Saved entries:
"""
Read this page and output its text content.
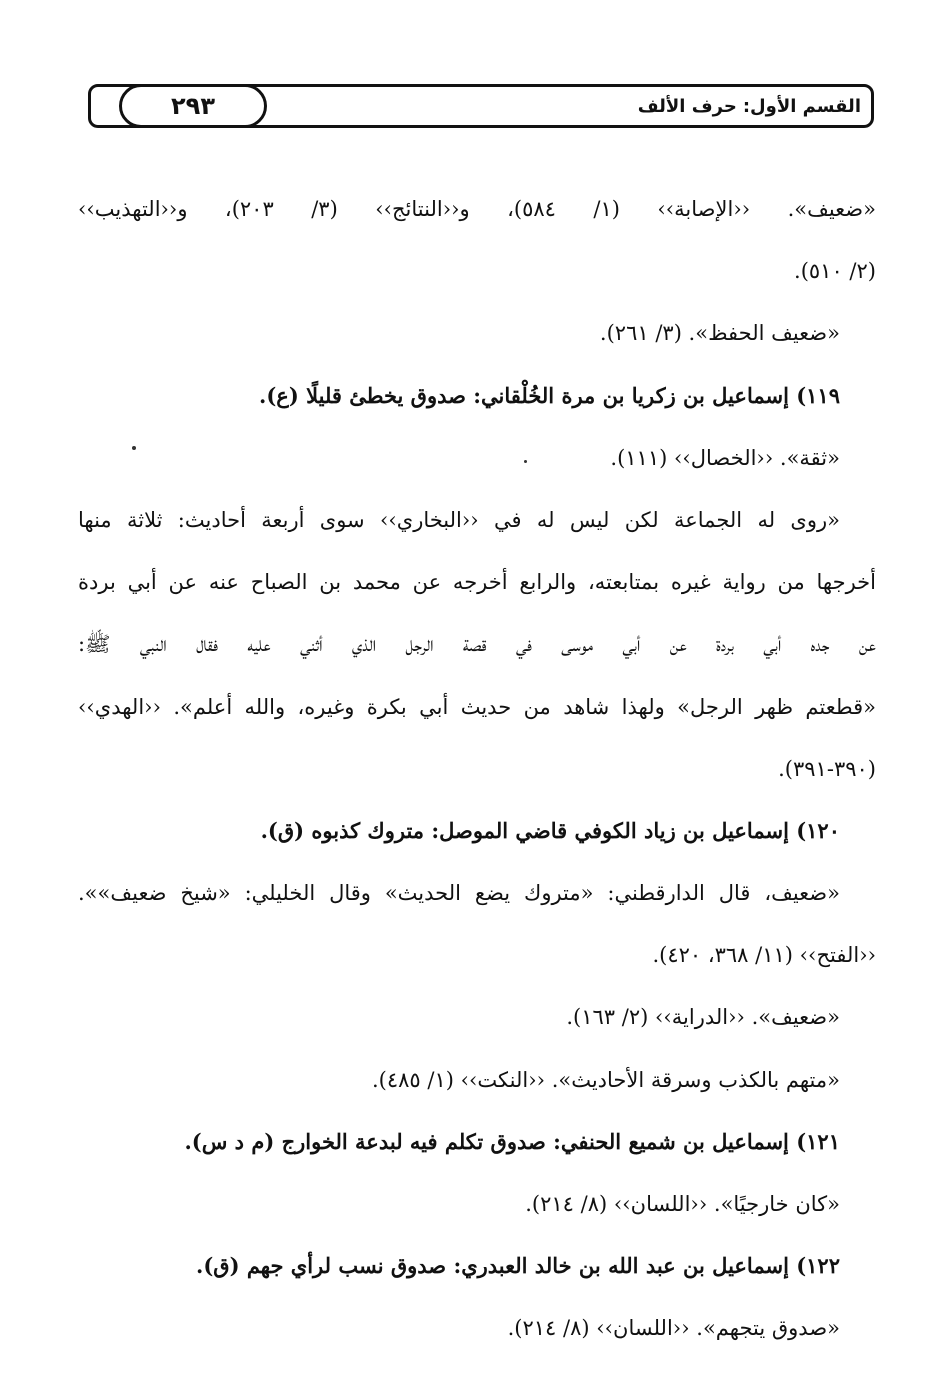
٢٩٣	القسم الأول:
حرف الألف
«ضعيف». ‹‹الإصابة›› (١/ ٥٨٤)، و‹‹النتائج›› (٣/ ٢٠٣)، و‹‹التهذيب››
(٢/ ٥١٠).
«ضعيف الحفظ». (٣/ ٢٦١).
١١٩) إسماعيل بن زكريا بن مرة الخُلْقاني: صدوق يخطئ قليلًا (ع).
«ثقة». ‹‹الخصال›› (١١١).
«روى له الجماعة لكن ليس له في ‹‹البخاري›› سوى أربعة أحاديث: ثلاثة منها
أخرجها من رواية غيره بمتابعته، والرابع أخرجه عن محمد بن الصباح عنه عن أبي بردة
عن جده أبي بردة عن أبي موسى في قصة الرجل الذي أثني عليه فقال النبي ﷺ:
«قطعتم ظهر الرجل» ولهذا شاهد من حديث أبي بكرة وغيره، والله أعلم». ‹‹الهدي››
(٣٩٠-٣٩١).
١٢٠) إسماعيل بن زياد الكوفي قاضي الموصل: متروك كذبوه (ق).
«ضعيف، قال الدارقطني: «متروك يضع الحديث» وقال الخليلي: «شيخ ضعيف»».
‹‹الفتح›› (١١/ ٣٦٨، ٤٢٠).
«ضعيف». ‹‹الدراية›› (٢/ ١٦٣).
«متهم بالكذب وسرقة الأحاديث». ‹‹النكت›› (١/ ٤٨٥).
١٢١) إسماعيل بن شميع الحنفي: صدوق تكلم فيه لبدعة الخوارج (م د س).
«كان خارجيًا». ‹‹اللسان›› (٨/ ٢١٤).
١٢٢) إسماعيل بن عبد الله بن خالد العبدري: صدوق نسب لرأي جهم (ق).
«صدوق يتجهم». ‹‹اللسان›› (٨/ ٢١٤).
"""
GIVEN EXERCISE = Will you set down the records word for word while leaving out every picture?

RESPONSE =
Read this page and output its text content.
٢٩٣	القسم الأول:
حرف الألف
«ضعيف». ‹‹الإصابة›› (١/ ٥٨٤)، و‹‹النتائج›› (٣/ ٢٠٣)، و‹‹التهذيب››
(٢/ ٥١٠).
«ضعيف الحفظ». (٣/ ٢٦١).
١١٩) إسماعيل بن زكريا بن مرة الخُلْقاني: صدوق يخطئ قليلًا (ع).
«ثقة». ‹‹الخصال›› (١١١).
«روى له الجماعة لكن ليس له في ‹‹البخاري›› سوى أربعة أحاديث: ثلاثة منها
أخرجها من رواية غيره بمتابعته، والرابع أخرجه عن محمد بن الصباح عنه عن أبي بردة
عن جده أبي بردة عن أبي موسى في قصة الرجل الذي أثني عليه فقال النبي ﷺ:
«قطعتم ظهر الرجل» ولهذا شاهد من حديث أبي بكرة وغيره، والله أعلم». ‹‹الهدي››
(٣٩٠-٣٩١).
١٢٠) إسماعيل بن زياد الكوفي قاضي الموصل: متروك كذبوه (ق).
«ضعيف، قال الدارقطني: «متروك يضع الحديث» وقال الخليلي: «شيخ ضعيف»».
‹‹الفتح›› (١١/ ٣٦٨، ٤٢٠).
«ضعيف». ‹‹الدراية›› (٢/ ١٦٣).
«متهم بالكذب وسرقة الأحاديث». ‹‹النكت›› (١/ ٤٨٥).
١٢١) إسماعيل بن شميع الحنفي: صدوق تكلم فيه لبدعة الخوارج (م د س).
«كان خارجيًا». ‹‹اللسان›› (٨/ ٢١٤).
١٢٢) إسماعيل بن عبد الله بن خالد العبدري: صدوق نسب لرأي جهم (ق).
«صدوق يتجهم». ‹‹اللسان›› (٨/ ٢١٤).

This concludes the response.